*DESCRIPTION OF THE TASK*
Extract all lines containing "ylabel".

*Entries from a dataset*
/---

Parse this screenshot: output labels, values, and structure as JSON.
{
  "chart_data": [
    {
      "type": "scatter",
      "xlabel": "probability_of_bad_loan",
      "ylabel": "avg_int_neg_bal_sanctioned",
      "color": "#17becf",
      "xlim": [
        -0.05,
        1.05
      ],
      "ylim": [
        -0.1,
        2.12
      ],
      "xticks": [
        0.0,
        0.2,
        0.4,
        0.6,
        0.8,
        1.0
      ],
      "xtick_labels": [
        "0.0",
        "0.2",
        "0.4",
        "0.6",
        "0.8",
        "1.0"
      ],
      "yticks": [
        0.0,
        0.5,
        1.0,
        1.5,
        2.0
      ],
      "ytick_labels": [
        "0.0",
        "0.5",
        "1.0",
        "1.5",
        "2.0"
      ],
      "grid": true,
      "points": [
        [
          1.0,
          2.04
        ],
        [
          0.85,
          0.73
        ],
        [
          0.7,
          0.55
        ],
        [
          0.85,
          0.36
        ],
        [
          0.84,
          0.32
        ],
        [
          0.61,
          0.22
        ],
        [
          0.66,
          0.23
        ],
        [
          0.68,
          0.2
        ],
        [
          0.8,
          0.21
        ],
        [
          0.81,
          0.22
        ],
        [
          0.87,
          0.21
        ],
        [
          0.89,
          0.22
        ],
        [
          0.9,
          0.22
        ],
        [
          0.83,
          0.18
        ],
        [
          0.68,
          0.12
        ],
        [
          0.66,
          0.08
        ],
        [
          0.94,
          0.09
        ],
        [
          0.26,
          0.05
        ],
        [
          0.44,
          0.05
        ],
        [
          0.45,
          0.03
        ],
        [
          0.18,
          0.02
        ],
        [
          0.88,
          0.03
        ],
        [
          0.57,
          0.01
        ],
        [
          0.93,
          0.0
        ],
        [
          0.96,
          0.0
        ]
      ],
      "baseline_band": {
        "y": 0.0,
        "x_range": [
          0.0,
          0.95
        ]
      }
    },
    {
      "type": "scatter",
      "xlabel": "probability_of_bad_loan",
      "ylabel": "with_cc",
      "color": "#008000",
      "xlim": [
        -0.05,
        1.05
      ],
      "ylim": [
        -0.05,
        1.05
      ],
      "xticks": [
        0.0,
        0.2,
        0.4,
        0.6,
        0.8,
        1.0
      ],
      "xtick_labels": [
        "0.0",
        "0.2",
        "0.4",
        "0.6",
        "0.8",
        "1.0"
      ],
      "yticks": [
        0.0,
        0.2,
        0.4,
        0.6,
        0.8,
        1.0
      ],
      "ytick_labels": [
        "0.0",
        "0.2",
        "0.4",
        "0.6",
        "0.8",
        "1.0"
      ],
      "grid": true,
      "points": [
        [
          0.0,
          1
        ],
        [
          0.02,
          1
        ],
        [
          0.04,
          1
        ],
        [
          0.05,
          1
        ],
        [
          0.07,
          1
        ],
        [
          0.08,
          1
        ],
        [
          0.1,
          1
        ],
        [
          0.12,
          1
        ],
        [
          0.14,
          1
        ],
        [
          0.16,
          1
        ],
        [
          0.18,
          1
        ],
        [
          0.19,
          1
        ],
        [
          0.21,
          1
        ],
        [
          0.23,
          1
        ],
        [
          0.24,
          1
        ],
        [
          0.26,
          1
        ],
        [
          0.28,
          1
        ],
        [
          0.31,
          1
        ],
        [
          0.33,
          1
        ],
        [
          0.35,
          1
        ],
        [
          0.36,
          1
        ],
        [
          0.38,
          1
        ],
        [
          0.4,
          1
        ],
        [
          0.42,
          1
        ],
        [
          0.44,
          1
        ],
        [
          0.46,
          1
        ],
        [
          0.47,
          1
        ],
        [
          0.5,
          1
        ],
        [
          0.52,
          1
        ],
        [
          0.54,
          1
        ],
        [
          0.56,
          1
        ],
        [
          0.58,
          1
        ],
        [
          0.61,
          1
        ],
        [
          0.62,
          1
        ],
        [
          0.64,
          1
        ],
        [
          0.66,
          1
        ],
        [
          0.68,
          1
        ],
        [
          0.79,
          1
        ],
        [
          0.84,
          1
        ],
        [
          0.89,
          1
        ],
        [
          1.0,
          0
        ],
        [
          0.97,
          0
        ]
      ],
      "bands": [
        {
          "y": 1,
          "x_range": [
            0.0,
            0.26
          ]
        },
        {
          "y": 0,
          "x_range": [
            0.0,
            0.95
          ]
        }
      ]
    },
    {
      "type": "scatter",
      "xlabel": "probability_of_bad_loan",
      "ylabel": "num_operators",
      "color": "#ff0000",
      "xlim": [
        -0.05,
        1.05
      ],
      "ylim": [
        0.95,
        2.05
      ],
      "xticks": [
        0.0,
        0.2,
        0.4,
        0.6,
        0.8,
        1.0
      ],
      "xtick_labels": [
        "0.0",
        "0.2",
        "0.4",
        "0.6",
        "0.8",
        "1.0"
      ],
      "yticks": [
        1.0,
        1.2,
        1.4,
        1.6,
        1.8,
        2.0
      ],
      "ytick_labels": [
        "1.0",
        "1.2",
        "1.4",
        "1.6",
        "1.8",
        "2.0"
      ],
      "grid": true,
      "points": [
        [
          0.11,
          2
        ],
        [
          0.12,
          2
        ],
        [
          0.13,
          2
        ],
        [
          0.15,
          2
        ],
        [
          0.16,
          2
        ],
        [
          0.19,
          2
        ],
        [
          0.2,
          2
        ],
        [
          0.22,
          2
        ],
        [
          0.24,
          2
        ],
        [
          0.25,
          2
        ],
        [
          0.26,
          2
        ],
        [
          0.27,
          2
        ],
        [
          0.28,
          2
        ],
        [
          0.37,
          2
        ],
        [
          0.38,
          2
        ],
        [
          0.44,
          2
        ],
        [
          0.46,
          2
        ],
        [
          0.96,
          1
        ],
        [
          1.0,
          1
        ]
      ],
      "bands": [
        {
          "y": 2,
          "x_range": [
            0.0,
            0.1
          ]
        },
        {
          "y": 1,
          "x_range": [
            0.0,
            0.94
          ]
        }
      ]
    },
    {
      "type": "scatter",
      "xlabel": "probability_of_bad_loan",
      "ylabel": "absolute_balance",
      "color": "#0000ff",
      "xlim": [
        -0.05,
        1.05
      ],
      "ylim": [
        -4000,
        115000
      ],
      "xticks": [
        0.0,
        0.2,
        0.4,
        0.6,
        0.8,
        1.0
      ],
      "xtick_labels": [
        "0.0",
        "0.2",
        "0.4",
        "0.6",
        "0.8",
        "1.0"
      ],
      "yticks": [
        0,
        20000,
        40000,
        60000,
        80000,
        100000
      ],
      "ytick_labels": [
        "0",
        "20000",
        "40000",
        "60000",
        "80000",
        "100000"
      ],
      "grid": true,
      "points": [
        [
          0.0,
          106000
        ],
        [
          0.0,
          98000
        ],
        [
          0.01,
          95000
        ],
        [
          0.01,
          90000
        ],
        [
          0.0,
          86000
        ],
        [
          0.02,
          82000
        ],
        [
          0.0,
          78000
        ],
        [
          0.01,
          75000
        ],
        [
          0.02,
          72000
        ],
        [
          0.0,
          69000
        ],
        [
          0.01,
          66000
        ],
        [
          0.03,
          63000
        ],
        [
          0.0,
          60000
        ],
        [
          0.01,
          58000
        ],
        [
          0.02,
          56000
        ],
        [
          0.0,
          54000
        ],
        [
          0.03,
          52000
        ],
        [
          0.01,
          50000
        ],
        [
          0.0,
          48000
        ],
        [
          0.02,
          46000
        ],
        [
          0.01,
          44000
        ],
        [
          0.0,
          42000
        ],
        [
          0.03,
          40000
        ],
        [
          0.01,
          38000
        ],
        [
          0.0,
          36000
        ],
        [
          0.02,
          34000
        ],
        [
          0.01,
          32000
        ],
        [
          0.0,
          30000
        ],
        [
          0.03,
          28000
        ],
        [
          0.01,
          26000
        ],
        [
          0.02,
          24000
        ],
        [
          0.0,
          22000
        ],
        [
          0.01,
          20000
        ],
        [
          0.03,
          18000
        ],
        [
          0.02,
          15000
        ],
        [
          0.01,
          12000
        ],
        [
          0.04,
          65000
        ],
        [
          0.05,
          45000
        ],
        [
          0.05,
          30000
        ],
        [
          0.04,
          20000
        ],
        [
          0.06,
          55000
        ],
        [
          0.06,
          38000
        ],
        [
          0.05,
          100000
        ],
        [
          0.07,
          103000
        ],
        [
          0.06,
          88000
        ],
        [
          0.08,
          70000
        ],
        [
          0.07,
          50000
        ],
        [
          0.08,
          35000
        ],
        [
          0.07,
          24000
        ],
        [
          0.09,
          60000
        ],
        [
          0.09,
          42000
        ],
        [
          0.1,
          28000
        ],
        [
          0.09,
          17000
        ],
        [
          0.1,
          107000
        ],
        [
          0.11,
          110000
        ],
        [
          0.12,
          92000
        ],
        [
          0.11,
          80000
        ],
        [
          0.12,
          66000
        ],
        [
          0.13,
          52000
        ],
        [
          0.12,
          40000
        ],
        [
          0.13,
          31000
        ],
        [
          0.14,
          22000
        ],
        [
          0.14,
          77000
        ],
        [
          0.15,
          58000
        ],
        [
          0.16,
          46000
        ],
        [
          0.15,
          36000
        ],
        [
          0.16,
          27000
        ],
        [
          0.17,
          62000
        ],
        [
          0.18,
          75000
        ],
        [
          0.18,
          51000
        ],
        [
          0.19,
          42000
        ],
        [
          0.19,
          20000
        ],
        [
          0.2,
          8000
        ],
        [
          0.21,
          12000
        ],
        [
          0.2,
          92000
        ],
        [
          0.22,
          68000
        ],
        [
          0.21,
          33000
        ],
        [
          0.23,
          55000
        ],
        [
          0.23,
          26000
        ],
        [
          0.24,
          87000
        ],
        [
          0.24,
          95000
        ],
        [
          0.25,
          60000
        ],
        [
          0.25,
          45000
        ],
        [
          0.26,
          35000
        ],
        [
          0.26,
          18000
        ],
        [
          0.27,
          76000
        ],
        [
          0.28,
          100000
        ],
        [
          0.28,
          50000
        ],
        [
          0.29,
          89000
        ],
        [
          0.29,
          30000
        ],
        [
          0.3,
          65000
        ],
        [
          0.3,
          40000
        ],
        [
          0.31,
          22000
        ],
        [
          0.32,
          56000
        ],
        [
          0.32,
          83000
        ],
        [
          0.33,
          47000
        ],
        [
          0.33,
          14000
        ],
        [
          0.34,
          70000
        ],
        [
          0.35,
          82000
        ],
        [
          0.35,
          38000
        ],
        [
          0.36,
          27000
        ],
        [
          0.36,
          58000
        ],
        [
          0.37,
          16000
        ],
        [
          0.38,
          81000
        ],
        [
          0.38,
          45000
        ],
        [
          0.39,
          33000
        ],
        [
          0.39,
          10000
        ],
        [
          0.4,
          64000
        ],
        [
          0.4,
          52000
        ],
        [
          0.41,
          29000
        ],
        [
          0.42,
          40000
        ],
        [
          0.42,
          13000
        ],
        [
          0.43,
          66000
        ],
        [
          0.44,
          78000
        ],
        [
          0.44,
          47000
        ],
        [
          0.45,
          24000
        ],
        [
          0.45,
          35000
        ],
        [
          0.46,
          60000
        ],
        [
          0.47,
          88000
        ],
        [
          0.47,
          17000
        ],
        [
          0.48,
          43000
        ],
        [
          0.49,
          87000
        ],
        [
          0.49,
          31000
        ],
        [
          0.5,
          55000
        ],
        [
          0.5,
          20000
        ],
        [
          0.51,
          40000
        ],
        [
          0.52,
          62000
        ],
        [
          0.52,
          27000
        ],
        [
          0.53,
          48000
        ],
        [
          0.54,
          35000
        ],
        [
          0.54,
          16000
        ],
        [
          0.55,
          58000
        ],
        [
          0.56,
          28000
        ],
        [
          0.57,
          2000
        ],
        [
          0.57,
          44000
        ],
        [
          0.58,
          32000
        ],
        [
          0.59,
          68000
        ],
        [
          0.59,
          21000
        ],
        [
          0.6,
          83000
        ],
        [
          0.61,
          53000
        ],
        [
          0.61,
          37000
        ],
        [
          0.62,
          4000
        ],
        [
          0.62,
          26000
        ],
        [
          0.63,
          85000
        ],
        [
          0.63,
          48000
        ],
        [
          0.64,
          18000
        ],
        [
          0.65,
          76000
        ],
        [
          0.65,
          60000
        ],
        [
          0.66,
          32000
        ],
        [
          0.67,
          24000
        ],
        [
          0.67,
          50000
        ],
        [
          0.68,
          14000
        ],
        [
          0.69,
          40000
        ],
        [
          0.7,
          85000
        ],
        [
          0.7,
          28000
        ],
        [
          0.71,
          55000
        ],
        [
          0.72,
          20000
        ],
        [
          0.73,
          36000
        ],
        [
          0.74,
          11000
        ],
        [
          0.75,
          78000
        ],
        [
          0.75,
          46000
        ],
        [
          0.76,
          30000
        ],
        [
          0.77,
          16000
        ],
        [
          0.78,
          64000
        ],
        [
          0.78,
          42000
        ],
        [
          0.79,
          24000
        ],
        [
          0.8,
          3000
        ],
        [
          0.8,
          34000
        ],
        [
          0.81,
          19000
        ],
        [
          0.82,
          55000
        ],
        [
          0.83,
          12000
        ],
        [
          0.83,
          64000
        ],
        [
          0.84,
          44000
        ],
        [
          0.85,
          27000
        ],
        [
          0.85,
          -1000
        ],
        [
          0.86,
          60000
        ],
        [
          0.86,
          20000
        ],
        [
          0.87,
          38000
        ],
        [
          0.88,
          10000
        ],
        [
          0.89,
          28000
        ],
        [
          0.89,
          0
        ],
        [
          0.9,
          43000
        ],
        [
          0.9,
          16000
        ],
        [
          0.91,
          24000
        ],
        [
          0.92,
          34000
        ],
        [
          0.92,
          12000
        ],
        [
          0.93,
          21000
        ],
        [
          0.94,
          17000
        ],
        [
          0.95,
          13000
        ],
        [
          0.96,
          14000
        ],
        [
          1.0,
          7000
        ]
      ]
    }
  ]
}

\---

*RESPONSE BELOW*
      "ylabel": "avg_int_neg_bal_sanctioned",
      "ylabel": "with_cc",
      "ylabel": "num_operators",
      "ylabel": "absolute_balance",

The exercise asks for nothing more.